--- Goal ---
Lines containing the word "雙面陷阱" are the ones to copy from the records below.

--- Saved data entries ---
● ● ●

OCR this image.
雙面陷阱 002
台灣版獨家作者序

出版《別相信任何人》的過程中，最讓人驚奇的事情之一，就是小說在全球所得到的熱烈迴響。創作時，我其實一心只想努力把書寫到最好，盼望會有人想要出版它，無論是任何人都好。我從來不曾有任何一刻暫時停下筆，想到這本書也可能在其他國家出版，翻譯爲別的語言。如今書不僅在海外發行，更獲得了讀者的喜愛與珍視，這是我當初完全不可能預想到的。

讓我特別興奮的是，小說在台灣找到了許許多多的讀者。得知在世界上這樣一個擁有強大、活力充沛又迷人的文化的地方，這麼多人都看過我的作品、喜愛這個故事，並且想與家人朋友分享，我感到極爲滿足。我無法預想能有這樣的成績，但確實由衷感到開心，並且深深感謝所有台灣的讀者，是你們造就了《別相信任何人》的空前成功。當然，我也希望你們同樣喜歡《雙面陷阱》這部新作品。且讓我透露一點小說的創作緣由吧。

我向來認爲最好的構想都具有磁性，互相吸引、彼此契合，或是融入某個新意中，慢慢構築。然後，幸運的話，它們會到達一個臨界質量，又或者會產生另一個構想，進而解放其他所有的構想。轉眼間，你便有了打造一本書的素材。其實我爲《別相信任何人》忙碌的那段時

● ● ●

--- Finished answer ---
雙面陷阱 002
讓我特別興奮的是，小說在台灣找到了許許多多的讀者。得知在世界上這樣一個擁有強大、活力充沛又迷人的文化的地方，這麼多人都看過我的作品、喜愛這個故事，並且想與家人朋友分享，我感到極爲滿足。我無法預想能有這樣的成績，但確實由衷感到開心，並且深深感謝所有台灣的讀者，是你們造就了《別相信任何人》的空前成功。當然，我也希望你們同樣喜歡《雙面陷阱》這部新作品。且讓我透露一點小說的創作緣由吧。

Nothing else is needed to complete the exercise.